**** RECORDS SUPPLIED

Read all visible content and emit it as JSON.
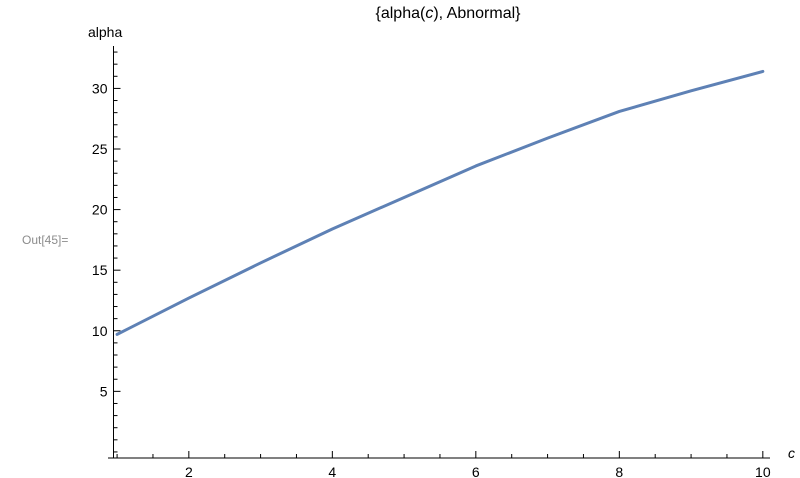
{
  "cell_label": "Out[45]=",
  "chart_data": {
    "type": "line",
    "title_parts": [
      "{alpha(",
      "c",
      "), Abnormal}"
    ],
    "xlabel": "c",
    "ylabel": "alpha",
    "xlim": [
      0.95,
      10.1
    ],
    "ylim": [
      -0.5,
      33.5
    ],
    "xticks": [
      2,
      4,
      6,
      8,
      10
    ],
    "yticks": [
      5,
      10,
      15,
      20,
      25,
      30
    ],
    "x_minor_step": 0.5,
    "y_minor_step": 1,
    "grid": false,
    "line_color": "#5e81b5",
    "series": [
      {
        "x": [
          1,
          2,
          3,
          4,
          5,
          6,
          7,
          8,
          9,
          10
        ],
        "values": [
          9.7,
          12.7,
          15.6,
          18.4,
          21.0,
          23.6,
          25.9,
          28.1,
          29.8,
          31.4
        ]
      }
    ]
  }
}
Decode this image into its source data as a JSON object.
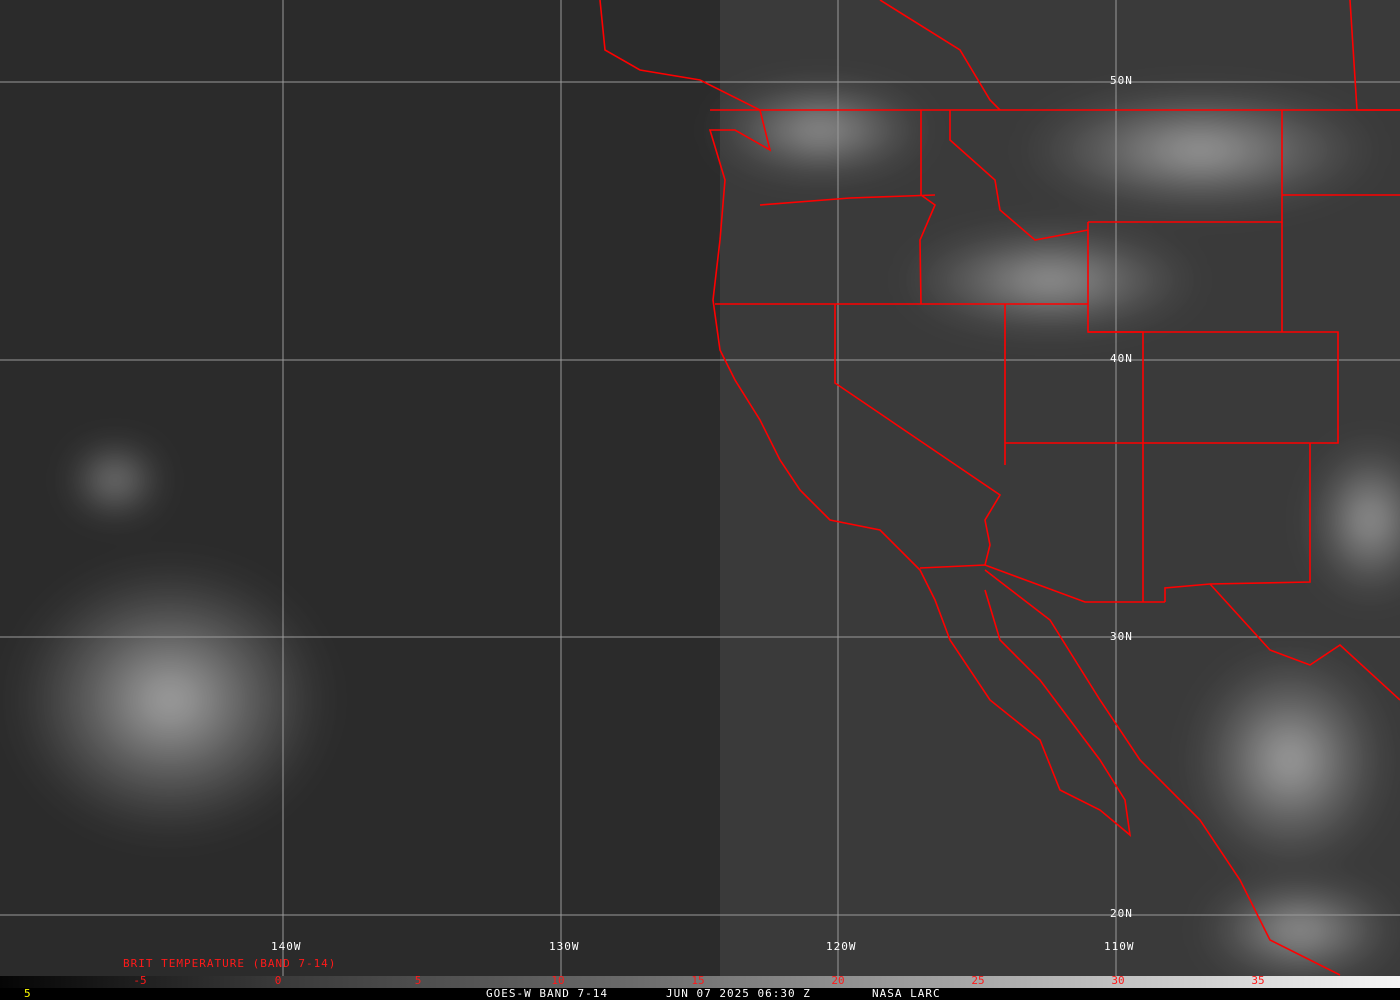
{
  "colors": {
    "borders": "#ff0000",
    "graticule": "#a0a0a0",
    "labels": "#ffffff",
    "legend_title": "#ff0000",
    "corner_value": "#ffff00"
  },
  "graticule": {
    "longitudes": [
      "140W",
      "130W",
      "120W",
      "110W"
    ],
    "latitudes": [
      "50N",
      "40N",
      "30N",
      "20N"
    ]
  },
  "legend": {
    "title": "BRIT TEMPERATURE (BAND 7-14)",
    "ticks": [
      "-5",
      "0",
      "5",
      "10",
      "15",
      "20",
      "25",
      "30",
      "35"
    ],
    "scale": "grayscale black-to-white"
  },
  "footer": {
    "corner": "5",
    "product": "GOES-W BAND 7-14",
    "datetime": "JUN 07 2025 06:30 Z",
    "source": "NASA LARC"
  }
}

********

■ EXERCISE REQUIREMENTS
Retype all of the entries exactly as written, leaving out any images.

■ ANSWER TO THE EXERCISE
Read all visible content and emit it as JSON.
{
  "cell_label": "Out[45]=",
  "chart_data": {
    "type": "line",
    "title_parts": [
      "{alpha(",
      "c",
      "), Abnormal}"
    ],
    "xlabel": "c",
    "ylabel": "alpha",
    "xlim": [
      0.95,
      10.1
    ],
    "ylim": [
      -0.5,
      33.5
    ],
    "xticks": [
      2,
      4,
      6,
      8,
      10
    ],
    "yticks": [
      5,
      10,
      15,
      20,
      25,
      30
    ],
    "x_minor_step": 0.5,
    "y_minor_step": 1,
    "grid": false,
    "line_color": "#5e81b5",
    "series": [
      {
        "x": [
          1,
          2,
          3,
          4,
          5,
          6,
          7,
          8,
          9,
          10
        ],
        "values": [
          9.7,
          12.7,
          15.6,
          18.4,
          21.0,
          23.6,
          25.9,
          28.1,
          29.8,
          31.4
        ]
      }
    ]
  }
}
Decode this image into its source data as a JSON object.
{
  "colors": {
    "borders": "#ff0000",
    "graticule": "#a0a0a0",
    "labels": "#ffffff",
    "legend_title": "#ff0000",
    "corner_value": "#ffff00"
  },
  "graticule": {
    "longitudes": [
      "140W",
      "130W",
      "120W",
      "110W"
    ],
    "latitudes": [
      "50N",
      "40N",
      "30N",
      "20N"
    ]
  },
  "legend": {
    "title": "BRIT TEMPERATURE (BAND 7-14)",
    "ticks": [
      "-5",
      "0",
      "5",
      "10",
      "15",
      "20",
      "25",
      "30",
      "35"
    ],
    "scale": "grayscale black-to-white"
  },
  "footer": {
    "corner": "5",
    "product": "GOES-W BAND 7-14",
    "datetime": "JUN 07 2025 06:30 Z",
    "source": "NASA LARC"
  }
}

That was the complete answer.